:: To be done ::
Gather every line that includes the word "重庆建筑工程资料用表", please.

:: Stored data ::
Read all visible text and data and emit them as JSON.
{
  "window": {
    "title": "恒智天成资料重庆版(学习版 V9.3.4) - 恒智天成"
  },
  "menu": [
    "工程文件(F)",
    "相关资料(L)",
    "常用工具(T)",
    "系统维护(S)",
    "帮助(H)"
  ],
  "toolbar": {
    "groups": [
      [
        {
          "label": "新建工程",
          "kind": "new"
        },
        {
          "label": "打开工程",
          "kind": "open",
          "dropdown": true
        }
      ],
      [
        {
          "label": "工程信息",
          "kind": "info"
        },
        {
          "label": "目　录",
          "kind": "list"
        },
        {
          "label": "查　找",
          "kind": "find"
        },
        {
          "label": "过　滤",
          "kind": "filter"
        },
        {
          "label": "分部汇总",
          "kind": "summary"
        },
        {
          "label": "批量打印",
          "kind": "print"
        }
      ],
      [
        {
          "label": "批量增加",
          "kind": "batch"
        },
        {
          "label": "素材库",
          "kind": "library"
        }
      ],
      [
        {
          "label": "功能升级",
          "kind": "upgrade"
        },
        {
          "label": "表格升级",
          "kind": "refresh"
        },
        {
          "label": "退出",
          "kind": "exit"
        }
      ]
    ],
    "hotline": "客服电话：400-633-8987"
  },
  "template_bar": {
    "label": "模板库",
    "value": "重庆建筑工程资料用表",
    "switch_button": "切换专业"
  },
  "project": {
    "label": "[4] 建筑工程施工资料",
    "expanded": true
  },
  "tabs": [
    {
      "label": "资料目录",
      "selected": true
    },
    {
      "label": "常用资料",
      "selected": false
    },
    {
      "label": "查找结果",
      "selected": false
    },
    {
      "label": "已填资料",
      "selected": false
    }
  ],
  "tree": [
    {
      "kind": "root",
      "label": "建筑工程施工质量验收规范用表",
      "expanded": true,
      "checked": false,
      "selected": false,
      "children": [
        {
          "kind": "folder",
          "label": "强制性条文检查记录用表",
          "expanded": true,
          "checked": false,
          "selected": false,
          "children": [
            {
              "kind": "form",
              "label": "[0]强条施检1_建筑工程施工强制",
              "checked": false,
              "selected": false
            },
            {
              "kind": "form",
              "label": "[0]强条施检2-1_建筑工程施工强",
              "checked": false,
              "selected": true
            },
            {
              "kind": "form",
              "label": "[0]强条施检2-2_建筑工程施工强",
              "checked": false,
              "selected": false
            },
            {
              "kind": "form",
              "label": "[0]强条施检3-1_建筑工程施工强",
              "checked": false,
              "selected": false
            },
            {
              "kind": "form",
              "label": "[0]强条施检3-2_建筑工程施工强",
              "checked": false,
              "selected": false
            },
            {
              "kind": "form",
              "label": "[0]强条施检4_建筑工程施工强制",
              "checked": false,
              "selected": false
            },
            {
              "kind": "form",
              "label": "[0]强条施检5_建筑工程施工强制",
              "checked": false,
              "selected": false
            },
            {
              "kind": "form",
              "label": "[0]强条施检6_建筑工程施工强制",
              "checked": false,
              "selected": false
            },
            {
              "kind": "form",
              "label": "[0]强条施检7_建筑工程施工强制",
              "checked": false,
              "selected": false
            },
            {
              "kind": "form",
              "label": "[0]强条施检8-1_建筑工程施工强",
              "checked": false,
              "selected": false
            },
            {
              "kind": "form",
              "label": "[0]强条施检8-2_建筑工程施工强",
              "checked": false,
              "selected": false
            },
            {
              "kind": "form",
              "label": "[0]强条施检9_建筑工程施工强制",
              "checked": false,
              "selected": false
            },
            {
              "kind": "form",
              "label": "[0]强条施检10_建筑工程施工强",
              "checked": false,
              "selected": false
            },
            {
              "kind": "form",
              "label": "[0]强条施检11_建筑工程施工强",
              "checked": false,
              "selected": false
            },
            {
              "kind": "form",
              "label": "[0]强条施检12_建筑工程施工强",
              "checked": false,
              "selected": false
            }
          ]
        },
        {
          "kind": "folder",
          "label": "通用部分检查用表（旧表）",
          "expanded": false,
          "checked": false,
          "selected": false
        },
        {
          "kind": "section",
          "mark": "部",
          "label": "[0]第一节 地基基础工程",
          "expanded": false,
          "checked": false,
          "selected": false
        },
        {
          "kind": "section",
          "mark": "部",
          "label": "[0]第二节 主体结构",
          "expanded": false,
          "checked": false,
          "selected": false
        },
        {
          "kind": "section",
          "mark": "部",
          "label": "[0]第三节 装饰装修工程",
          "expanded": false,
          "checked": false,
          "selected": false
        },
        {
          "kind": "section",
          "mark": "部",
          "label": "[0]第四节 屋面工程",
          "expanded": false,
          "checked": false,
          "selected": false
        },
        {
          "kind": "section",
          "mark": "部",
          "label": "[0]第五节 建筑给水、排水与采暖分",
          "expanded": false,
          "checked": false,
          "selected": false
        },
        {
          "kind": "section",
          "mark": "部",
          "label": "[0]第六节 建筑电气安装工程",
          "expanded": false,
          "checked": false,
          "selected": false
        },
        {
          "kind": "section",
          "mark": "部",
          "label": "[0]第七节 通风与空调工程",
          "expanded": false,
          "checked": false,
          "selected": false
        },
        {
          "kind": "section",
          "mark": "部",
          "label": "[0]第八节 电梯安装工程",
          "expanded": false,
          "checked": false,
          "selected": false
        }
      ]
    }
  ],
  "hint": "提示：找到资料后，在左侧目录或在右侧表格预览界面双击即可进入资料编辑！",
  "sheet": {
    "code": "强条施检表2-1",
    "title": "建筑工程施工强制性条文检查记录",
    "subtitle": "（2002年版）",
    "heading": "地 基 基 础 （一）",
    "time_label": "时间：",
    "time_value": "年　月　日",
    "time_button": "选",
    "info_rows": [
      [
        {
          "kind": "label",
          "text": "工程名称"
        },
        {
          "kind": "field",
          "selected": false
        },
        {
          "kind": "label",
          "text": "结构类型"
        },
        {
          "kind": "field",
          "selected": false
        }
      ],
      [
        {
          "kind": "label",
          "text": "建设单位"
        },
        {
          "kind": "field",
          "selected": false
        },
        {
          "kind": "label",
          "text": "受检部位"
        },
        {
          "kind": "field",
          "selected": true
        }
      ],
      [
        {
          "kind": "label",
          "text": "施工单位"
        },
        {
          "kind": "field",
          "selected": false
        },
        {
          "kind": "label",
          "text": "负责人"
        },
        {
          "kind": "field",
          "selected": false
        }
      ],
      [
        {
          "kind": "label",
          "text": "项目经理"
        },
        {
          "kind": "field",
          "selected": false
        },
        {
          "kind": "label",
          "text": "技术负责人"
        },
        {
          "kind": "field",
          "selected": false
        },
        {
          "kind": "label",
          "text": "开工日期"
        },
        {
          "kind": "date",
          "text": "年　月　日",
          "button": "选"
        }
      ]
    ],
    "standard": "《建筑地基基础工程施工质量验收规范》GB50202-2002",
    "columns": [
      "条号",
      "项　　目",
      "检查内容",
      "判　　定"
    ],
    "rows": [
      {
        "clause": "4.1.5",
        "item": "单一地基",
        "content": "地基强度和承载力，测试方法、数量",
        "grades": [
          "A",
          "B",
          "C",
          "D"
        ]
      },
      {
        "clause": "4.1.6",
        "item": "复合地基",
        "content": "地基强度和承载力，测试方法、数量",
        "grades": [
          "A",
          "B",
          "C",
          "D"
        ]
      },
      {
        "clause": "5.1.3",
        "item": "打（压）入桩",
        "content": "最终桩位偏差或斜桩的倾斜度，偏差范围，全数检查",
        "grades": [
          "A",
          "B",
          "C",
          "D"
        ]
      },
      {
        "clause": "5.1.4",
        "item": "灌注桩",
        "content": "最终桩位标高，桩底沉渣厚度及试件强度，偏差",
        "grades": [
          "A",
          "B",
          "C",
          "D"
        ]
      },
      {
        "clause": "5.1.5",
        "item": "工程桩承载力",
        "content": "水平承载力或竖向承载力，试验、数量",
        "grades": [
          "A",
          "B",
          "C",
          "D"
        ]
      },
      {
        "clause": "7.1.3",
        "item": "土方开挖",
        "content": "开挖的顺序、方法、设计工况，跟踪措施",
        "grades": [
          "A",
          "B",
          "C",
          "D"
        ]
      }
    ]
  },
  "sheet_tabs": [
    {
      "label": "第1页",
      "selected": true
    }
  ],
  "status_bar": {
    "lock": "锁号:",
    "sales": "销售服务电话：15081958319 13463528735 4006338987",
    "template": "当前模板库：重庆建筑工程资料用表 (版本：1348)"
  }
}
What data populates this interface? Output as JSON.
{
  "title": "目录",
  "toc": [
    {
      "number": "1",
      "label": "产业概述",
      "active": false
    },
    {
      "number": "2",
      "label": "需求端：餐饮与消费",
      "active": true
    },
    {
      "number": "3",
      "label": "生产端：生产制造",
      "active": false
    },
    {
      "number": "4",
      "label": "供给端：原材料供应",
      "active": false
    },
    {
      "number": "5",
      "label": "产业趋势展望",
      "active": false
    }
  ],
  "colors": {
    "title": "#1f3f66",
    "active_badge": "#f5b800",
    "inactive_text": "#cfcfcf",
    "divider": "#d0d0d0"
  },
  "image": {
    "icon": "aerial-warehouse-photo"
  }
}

:: Answer for this exercise ::
    "value": "重庆建筑工程资料用表",
    "template": "当前模板库：重庆建筑工程资料用表 (版本：1348)"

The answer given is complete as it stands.